• Task material:

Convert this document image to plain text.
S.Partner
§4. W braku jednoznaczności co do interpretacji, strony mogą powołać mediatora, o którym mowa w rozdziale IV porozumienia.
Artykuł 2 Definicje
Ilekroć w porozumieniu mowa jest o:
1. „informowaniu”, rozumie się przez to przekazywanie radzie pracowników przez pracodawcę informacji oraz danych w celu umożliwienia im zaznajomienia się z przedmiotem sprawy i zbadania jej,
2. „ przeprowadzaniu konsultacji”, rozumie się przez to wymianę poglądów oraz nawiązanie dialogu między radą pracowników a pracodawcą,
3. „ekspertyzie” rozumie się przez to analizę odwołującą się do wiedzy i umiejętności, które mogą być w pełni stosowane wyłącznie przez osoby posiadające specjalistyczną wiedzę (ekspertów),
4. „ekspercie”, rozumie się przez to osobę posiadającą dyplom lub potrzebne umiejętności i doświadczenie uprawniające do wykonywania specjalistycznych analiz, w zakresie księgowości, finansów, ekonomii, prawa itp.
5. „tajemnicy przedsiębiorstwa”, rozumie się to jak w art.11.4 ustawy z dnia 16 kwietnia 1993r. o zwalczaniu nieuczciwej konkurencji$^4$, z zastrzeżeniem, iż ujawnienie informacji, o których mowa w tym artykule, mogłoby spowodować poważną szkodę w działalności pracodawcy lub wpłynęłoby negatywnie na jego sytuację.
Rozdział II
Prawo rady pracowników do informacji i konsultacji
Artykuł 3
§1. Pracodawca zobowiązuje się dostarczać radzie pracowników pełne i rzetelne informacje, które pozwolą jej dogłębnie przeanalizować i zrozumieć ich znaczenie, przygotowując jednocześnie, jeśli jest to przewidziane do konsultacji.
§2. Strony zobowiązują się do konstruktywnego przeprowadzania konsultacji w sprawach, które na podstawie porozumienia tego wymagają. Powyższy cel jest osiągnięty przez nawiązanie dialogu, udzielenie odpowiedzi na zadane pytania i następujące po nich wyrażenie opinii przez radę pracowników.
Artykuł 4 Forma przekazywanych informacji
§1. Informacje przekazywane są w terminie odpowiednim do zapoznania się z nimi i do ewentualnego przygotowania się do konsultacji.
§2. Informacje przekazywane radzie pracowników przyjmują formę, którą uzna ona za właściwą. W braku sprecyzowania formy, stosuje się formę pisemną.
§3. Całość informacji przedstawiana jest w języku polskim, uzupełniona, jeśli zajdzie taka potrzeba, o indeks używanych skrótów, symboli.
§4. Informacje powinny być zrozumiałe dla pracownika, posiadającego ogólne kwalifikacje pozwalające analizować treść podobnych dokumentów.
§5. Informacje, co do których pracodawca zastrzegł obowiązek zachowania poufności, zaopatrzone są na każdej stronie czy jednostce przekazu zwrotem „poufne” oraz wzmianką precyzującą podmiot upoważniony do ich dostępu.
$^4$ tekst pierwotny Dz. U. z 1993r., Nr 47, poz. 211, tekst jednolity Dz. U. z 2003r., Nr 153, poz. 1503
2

• Aim: Print the records above exactly as they appear.

• Reply to the exercise:
Convert this document image to plain text.
S.Partner
§4. W braku jednoznaczności co do interpretacji, strony mogą powołać mediatora, o którym mowa w rozdziale IV porozumienia.
Artykuł 2 Definicje
Ilekroć w porozumieniu mowa jest o:
1. „informowaniu”, rozumie się przez to przekazywanie radzie pracowników przez pracodawcę informacji oraz danych w celu umożliwienia im zaznajomienia się z przedmiotem sprawy i zbadania jej,
2. „ przeprowadzaniu konsultacji”, rozumie się przez to wymianę poglądów oraz nawiązanie dialogu między radą pracowników a pracodawcą,
3. „ekspertyzie” rozumie się przez to analizę odwołującą się do wiedzy i umiejętności, które mogą być w pełni stosowane wyłącznie przez osoby posiadające specjalistyczną wiedzę (ekspertów),
4. „ekspercie”, rozumie się przez to osobę posiadającą dyplom lub potrzebne umiejętności i doświadczenie uprawniające do wykonywania specjalistycznych analiz, w zakresie księgowości, finansów, ekonomii, prawa itp.
5. „tajemnicy przedsiębiorstwa”, rozumie się to jak w art.11.4 ustawy z dnia 16 kwietnia 1993r. o zwalczaniu nieuczciwej konkurencji$^4$, z zastrzeżeniem, iż ujawnienie informacji, o których mowa w tym artykule, mogłoby spowodować poważną szkodę w działalności pracodawcy lub wpłynęłoby negatywnie na jego sytuację.
Rozdział II
Prawo rady pracowników do informacji i konsultacji
Artykuł 3
§1. Pracodawca zobowiązuje się dostarczać radzie pracowników pełne i rzetelne informacje, które pozwolą jej dogłębnie przeanalizować i zrozumieć ich znaczenie, przygotowując jednocześnie, jeśli jest to przewidziane do konsultacji.
§2. Strony zobowiązują się do konstruktywnego przeprowadzania konsultacji w sprawach, które na podstawie porozumienia tego wymagają. Powyższy cel jest osiągnięty przez nawiązanie dialogu, udzielenie odpowiedzi na zadane pytania i następujące po nich wyrażenie opinii przez radę pracowników.
Artykuł 4 Forma przekazywanych informacji
§1. Informacje przekazywane są w terminie odpowiednim do zapoznania się z nimi i do ewentualnego przygotowania się do konsultacji.
§2. Informacje przekazywane radzie pracowników przyjmują formę, którą uzna ona za właściwą. W braku sprecyzowania formy, stosuje się formę pisemną.
§3. Całość informacji przedstawiana jest w języku polskim, uzupełniona, jeśli zajdzie taka potrzeba, o indeks używanych skrótów, symboli.
§4. Informacje powinny być zrozumiałe dla pracownika, posiadającego ogólne kwalifikacje pozwalające analizować treść podobnych dokumentów.
§5. Informacje, co do których pracodawca zastrzegł obowiązek zachowania poufności, zaopatrzone są na każdej stronie czy jednostce przekazu zwrotem „poufne” oraz wzmianką precyzującą podmiot upoważniony do ich dostępu.
$^4$ tekst pierwotny Dz. U. z 1993r., Nr 47, poz. 211, tekst jednolity Dz. U. z 2003r., Nr 153, poz. 1503
2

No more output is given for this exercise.